Entries from a dataset
· · ·

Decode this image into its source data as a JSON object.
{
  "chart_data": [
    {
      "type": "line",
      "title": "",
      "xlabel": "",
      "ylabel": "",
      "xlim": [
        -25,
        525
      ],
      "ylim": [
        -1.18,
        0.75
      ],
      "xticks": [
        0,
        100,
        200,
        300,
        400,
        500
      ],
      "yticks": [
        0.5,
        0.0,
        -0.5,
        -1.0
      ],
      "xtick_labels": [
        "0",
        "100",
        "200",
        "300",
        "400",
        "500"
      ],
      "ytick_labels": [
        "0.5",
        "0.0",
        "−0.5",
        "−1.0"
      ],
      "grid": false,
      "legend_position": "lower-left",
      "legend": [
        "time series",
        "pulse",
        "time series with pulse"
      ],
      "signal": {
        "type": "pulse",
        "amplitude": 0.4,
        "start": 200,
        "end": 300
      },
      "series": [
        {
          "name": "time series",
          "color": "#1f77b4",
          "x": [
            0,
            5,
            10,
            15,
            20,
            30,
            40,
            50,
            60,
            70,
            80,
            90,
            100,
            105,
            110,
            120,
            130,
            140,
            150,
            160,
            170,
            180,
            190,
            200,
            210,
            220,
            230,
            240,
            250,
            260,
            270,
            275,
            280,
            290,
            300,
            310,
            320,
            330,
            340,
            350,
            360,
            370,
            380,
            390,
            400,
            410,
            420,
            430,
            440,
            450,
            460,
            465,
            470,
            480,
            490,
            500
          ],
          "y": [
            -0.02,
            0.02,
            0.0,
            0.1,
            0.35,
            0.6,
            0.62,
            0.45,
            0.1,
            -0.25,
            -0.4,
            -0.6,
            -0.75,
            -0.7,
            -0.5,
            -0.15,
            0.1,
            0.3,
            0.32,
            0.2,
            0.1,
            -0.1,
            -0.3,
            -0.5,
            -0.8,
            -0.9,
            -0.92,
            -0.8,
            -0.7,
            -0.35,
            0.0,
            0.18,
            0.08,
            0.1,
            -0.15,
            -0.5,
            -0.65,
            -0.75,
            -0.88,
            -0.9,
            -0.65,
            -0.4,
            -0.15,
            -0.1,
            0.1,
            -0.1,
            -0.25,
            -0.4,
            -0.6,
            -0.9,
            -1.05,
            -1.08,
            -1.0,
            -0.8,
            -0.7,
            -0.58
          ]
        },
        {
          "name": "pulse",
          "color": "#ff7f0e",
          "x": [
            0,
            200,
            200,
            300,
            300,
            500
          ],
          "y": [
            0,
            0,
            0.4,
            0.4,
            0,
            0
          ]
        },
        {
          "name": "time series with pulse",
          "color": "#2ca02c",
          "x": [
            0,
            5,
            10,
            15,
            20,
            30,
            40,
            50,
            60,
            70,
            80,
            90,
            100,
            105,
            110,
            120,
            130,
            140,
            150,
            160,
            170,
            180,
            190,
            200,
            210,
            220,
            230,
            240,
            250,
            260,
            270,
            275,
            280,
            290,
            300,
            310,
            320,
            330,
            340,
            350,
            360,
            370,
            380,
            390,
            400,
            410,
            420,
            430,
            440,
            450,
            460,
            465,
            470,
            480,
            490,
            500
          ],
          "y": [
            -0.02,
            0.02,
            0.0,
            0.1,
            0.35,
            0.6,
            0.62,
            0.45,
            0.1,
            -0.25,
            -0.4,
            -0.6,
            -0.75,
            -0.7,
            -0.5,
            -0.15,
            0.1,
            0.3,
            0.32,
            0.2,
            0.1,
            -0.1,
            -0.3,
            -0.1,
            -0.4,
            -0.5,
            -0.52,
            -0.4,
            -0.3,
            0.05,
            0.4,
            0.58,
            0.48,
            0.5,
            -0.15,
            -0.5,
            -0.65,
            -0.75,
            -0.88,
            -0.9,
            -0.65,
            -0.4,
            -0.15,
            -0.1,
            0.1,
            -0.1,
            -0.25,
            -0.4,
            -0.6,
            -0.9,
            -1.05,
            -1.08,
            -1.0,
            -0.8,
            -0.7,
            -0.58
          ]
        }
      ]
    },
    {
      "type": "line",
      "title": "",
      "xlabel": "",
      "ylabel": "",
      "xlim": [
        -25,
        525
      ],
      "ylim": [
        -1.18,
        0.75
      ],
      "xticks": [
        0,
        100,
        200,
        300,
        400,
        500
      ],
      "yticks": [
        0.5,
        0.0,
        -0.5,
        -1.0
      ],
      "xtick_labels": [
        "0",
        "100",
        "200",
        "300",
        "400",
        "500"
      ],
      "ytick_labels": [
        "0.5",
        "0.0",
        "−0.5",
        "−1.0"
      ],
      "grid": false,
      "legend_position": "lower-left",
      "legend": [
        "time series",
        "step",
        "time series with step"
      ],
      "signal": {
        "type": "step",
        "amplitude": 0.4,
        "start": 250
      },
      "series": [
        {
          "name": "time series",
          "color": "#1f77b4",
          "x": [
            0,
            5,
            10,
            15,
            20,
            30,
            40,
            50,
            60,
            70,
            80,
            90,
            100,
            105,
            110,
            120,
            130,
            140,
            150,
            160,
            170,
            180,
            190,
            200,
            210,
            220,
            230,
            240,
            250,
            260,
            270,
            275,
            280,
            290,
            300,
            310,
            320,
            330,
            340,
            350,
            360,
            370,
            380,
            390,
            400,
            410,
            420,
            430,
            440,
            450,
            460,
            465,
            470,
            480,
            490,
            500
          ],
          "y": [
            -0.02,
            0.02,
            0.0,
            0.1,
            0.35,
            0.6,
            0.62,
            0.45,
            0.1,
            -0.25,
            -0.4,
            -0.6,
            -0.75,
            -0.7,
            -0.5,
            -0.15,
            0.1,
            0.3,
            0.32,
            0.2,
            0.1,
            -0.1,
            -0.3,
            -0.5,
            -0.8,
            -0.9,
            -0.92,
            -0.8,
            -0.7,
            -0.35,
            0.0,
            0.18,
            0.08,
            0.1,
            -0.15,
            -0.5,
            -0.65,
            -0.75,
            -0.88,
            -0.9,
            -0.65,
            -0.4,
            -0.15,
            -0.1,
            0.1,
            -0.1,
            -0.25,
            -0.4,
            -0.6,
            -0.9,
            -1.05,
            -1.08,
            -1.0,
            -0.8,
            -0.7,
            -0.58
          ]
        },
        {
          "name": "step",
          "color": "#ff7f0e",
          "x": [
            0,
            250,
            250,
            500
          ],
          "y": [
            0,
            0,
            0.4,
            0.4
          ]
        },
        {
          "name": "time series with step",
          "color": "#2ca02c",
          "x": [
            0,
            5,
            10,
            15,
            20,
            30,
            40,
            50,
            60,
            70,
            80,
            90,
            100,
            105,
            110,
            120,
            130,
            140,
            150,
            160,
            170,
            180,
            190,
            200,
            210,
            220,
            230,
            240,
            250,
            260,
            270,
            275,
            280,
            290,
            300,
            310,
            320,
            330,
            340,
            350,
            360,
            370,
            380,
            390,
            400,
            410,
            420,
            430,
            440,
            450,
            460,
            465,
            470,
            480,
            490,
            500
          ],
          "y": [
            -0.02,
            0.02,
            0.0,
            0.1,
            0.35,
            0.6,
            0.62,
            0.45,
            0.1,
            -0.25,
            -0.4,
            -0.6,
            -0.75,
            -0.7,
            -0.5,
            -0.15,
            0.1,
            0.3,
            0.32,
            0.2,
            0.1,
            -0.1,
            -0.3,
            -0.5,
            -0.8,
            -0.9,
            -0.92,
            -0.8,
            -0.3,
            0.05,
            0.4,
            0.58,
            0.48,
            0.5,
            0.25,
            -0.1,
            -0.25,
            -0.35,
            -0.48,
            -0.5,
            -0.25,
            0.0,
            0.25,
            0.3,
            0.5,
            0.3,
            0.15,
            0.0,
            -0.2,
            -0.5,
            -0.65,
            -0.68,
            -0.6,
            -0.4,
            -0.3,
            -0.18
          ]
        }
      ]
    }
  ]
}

· · ·

> Task prompt
Quote the data above in full, changing nothing.

> Full solution
Decode this image into its source data as a JSON object.
{
  "chart_data": [
    {
      "type": "line",
      "title": "",
      "xlabel": "",
      "ylabel": "",
      "xlim": [
        -25,
        525
      ],
      "ylim": [
        -1.18,
        0.75
      ],
      "xticks": [
        0,
        100,
        200,
        300,
        400,
        500
      ],
      "yticks": [
        0.5,
        0.0,
        -0.5,
        -1.0
      ],
      "xtick_labels": [
        "0",
        "100",
        "200",
        "300",
        "400",
        "500"
      ],
      "ytick_labels": [
        "0.5",
        "0.0",
        "−0.5",
        "−1.0"
      ],
      "grid": false,
      "legend_position": "lower-left",
      "legend": [
        "time series",
        "pulse",
        "time series with pulse"
      ],
      "signal": {
        "type": "pulse",
        "amplitude": 0.4,
        "start": 200,
        "end": 300
      },
      "series": [
        {
          "name": "time series",
          "color": "#1f77b4",
          "x": [
            0,
            5,
            10,
            15,
            20,
            30,
            40,
            50,
            60,
            70,
            80,
            90,
            100,
            105,
            110,
            120,
            130,
            140,
            150,
            160,
            170,
            180,
            190,
            200,
            210,
            220,
            230,
            240,
            250,
            260,
            270,
            275,
            280,
            290,
            300,
            310,
            320,
            330,
            340,
            350,
            360,
            370,
            380,
            390,
            400,
            410,
            420,
            430,
            440,
            450,
            460,
            465,
            470,
            480,
            490,
            500
          ],
          "y": [
            -0.02,
            0.02,
            0.0,
            0.1,
            0.35,
            0.6,
            0.62,
            0.45,
            0.1,
            -0.25,
            -0.4,
            -0.6,
            -0.75,
            -0.7,
            -0.5,
            -0.15,
            0.1,
            0.3,
            0.32,
            0.2,
            0.1,
            -0.1,
            -0.3,
            -0.5,
            -0.8,
            -0.9,
            -0.92,
            -0.8,
            -0.7,
            -0.35,
            0.0,
            0.18,
            0.08,
            0.1,
            -0.15,
            -0.5,
            -0.65,
            -0.75,
            -0.88,
            -0.9,
            -0.65,
            -0.4,
            -0.15,
            -0.1,
            0.1,
            -0.1,
            -0.25,
            -0.4,
            -0.6,
            -0.9,
            -1.05,
            -1.08,
            -1.0,
            -0.8,
            -0.7,
            -0.58
          ]
        },
        {
          "name": "pulse",
          "color": "#ff7f0e",
          "x": [
            0,
            200,
            200,
            300,
            300,
            500
          ],
          "y": [
            0,
            0,
            0.4,
            0.4,
            0,
            0
          ]
        },
        {
          "name": "time series with pulse",
          "color": "#2ca02c",
          "x": [
            0,
            5,
            10,
            15,
            20,
            30,
            40,
            50,
            60,
            70,
            80,
            90,
            100,
            105,
            110,
            120,
            130,
            140,
            150,
            160,
            170,
            180,
            190,
            200,
            210,
            220,
            230,
            240,
            250,
            260,
            270,
            275,
            280,
            290,
            300,
            310,
            320,
            330,
            340,
            350,
            360,
            370,
            380,
            390,
            400,
            410,
            420,
            430,
            440,
            450,
            460,
            465,
            470,
            480,
            490,
            500
          ],
          "y": [
            -0.02,
            0.02,
            0.0,
            0.1,
            0.35,
            0.6,
            0.62,
            0.45,
            0.1,
            -0.25,
            -0.4,
            -0.6,
            -0.75,
            -0.7,
            -0.5,
            -0.15,
            0.1,
            0.3,
            0.32,
            0.2,
            0.1,
            -0.1,
            -0.3,
            -0.1,
            -0.4,
            -0.5,
            -0.52,
            -0.4,
            -0.3,
            0.05,
            0.4,
            0.58,
            0.48,
            0.5,
            -0.15,
            -0.5,
            -0.65,
            -0.75,
            -0.88,
            -0.9,
            -0.65,
            -0.4,
            -0.15,
            -0.1,
            0.1,
            -0.1,
            -0.25,
            -0.4,
            -0.6,
            -0.9,
            -1.05,
            -1.08,
            -1.0,
            -0.8,
            -0.7,
            -0.58
          ]
        }
      ]
    },
    {
      "type": "line",
      "title": "",
      "xlabel": "",
      "ylabel": "",
      "xlim": [
        -25,
        525
      ],
      "ylim": [
        -1.18,
        0.75
      ],
      "xticks": [
        0,
        100,
        200,
        300,
        400,
        500
      ],
      "yticks": [
        0.5,
        0.0,
        -0.5,
        -1.0
      ],
      "xtick_labels": [
        "0",
        "100",
        "200",
        "300",
        "400",
        "500"
      ],
      "ytick_labels": [
        "0.5",
        "0.0",
        "−0.5",
        "−1.0"
      ],
      "grid": false,
      "legend_position": "lower-left",
      "legend": [
        "time series",
        "step",
        "time series with step"
      ],
      "signal": {
        "type": "step",
        "amplitude": 0.4,
        "start": 250
      },
      "series": [
        {
          "name": "time series",
          "color": "#1f77b4",
          "x": [
            0,
            5,
            10,
            15,
            20,
            30,
            40,
            50,
            60,
            70,
            80,
            90,
            100,
            105,
            110,
            120,
            130,
            140,
            150,
            160,
            170,
            180,
            190,
            200,
            210,
            220,
            230,
            240,
            250,
            260,
            270,
            275,
            280,
            290,
            300,
            310,
            320,
            330,
            340,
            350,
            360,
            370,
            380,
            390,
            400,
            410,
            420,
            430,
            440,
            450,
            460,
            465,
            470,
            480,
            490,
            500
          ],
          "y": [
            -0.02,
            0.02,
            0.0,
            0.1,
            0.35,
            0.6,
            0.62,
            0.45,
            0.1,
            -0.25,
            -0.4,
            -0.6,
            -0.75,
            -0.7,
            -0.5,
            -0.15,
            0.1,
            0.3,
            0.32,
            0.2,
            0.1,
            -0.1,
            -0.3,
            -0.5,
            -0.8,
            -0.9,
            -0.92,
            -0.8,
            -0.7,
            -0.35,
            0.0,
            0.18,
            0.08,
            0.1,
            -0.15,
            -0.5,
            -0.65,
            -0.75,
            -0.88,
            -0.9,
            -0.65,
            -0.4,
            -0.15,
            -0.1,
            0.1,
            -0.1,
            -0.25,
            -0.4,
            -0.6,
            -0.9,
            -1.05,
            -1.08,
            -1.0,
            -0.8,
            -0.7,
            -0.58
          ]
        },
        {
          "name": "step",
          "color": "#ff7f0e",
          "x": [
            0,
            250,
            250,
            500
          ],
          "y": [
            0,
            0,
            0.4,
            0.4
          ]
        },
        {
          "name": "time series with step",
          "color": "#2ca02c",
          "x": [
            0,
            5,
            10,
            15,
            20,
            30,
            40,
            50,
            60,
            70,
            80,
            90,
            100,
            105,
            110,
            120,
            130,
            140,
            150,
            160,
            170,
            180,
            190,
            200,
            210,
            220,
            230,
            240,
            250,
            260,
            270,
            275,
            280,
            290,
            300,
            310,
            320,
            330,
            340,
            350,
            360,
            370,
            380,
            390,
            400,
            410,
            420,
            430,
            440,
            450,
            460,
            465,
            470,
            480,
            490,
            500
          ],
          "y": [
            -0.02,
            0.02,
            0.0,
            0.1,
            0.35,
            0.6,
            0.62,
            0.45,
            0.1,
            -0.25,
            -0.4,
            -0.6,
            -0.75,
            -0.7,
            -0.5,
            -0.15,
            0.1,
            0.3,
            0.32,
            0.2,
            0.1,
            -0.1,
            -0.3,
            -0.5,
            -0.8,
            -0.9,
            -0.92,
            -0.8,
            -0.3,
            0.05,
            0.4,
            0.58,
            0.48,
            0.5,
            0.25,
            -0.1,
            -0.25,
            -0.35,
            -0.48,
            -0.5,
            -0.25,
            0.0,
            0.25,
            0.3,
            0.5,
            0.3,
            0.15,
            0.0,
            -0.2,
            -0.5,
            -0.65,
            -0.68,
            -0.6,
            -0.4,
            -0.3,
            -0.18
          ]
        }
      ]
    }
  ]
}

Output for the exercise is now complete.